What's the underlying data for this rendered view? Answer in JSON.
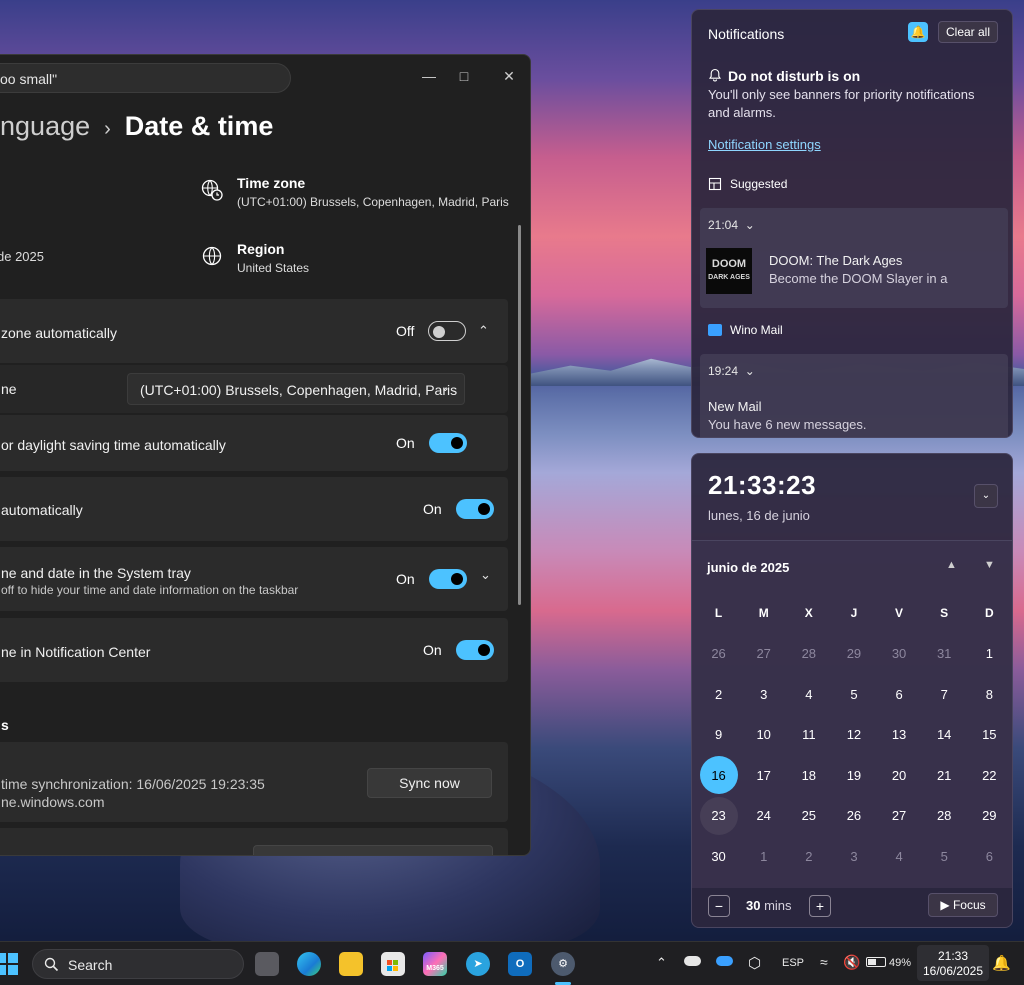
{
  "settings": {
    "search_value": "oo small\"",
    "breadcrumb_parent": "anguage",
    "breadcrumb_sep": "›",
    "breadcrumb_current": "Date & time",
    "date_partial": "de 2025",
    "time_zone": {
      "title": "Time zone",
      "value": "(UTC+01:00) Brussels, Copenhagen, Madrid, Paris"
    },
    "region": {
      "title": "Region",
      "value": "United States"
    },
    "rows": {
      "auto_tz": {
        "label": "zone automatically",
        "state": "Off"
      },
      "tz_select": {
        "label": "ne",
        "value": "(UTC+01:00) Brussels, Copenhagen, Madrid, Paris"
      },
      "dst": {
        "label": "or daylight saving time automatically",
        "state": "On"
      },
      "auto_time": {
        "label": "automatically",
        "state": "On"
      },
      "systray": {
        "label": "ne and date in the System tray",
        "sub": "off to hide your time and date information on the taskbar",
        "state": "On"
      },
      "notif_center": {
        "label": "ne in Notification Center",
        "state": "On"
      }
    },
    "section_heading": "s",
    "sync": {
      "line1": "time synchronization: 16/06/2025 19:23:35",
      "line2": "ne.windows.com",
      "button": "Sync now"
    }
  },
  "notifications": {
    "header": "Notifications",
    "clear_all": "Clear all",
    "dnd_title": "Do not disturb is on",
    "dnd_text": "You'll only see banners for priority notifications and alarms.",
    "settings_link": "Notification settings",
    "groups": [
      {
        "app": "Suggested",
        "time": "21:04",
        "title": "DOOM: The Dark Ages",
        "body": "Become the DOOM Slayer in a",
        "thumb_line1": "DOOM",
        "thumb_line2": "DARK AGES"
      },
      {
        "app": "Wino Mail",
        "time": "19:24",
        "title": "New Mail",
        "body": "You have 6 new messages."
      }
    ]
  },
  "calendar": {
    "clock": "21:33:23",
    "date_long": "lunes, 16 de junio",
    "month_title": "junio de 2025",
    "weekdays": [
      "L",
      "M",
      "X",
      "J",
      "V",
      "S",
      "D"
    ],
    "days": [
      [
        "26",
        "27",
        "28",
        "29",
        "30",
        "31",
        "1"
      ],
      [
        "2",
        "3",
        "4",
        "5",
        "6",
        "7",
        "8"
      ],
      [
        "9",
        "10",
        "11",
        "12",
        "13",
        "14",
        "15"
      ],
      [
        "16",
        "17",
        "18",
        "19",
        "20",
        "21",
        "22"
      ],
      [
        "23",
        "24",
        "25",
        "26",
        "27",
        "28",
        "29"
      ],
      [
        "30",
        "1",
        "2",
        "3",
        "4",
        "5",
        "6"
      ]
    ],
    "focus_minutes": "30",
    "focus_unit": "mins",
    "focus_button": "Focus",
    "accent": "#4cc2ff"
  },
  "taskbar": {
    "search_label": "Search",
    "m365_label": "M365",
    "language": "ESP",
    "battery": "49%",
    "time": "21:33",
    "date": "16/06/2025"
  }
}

-*-*-

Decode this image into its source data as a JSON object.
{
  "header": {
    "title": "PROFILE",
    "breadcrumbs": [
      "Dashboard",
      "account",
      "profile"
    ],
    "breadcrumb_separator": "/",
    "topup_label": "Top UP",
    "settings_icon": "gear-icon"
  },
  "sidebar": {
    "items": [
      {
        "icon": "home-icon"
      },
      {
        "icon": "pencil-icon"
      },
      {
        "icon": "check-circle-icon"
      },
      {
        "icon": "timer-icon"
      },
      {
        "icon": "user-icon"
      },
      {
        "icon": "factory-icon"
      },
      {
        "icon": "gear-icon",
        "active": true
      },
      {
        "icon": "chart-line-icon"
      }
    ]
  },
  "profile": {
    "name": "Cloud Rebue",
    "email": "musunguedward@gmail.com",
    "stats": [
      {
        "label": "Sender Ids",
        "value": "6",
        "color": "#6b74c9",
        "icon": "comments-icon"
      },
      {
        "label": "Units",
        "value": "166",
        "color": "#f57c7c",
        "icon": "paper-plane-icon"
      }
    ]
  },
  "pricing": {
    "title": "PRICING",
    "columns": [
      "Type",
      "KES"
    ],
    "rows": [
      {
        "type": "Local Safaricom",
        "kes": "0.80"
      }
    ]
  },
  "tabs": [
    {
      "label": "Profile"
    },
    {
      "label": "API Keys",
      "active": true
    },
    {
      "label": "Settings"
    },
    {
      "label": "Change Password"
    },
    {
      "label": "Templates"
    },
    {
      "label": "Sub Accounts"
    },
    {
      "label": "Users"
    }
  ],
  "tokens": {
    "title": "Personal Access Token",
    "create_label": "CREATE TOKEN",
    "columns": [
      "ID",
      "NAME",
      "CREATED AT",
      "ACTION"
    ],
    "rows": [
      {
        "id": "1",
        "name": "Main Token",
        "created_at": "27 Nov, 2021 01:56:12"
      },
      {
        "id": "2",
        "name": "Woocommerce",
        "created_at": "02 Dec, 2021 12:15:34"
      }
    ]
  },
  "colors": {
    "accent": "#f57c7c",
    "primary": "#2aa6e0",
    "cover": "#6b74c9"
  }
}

-*-*-

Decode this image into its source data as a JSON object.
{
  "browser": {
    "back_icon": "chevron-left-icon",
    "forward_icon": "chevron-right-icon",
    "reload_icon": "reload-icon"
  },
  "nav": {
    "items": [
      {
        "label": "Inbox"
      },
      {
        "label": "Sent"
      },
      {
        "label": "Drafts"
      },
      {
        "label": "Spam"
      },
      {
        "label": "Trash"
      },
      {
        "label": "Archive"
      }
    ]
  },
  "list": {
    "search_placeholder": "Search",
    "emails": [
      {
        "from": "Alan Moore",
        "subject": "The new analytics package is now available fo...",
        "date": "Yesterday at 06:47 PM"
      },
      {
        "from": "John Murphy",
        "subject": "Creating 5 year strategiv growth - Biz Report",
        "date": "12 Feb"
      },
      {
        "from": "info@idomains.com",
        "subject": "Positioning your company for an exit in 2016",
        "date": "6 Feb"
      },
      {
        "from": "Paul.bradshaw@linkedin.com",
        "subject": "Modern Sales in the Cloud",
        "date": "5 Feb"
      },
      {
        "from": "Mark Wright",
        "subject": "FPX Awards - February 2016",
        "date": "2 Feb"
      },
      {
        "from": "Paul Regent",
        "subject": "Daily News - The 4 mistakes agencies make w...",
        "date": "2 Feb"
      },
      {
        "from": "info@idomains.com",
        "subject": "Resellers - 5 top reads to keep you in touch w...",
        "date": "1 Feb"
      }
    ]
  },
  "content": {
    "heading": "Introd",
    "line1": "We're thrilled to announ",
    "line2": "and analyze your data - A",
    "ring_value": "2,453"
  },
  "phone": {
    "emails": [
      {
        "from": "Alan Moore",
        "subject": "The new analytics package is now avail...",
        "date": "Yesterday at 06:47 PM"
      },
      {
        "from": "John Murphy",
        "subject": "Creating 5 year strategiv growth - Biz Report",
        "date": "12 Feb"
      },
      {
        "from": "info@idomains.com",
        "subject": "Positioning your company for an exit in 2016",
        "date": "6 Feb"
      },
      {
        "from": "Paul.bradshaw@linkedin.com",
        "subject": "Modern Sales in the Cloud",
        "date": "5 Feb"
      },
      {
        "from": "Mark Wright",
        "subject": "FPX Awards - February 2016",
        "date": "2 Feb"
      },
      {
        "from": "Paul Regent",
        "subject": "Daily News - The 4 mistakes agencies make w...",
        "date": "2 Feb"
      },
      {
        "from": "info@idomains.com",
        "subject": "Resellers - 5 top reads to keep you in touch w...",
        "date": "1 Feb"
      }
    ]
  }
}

-*-*-

What you need to do
Report only the number of lines that hold the string "data" in this listing.

Full answer
4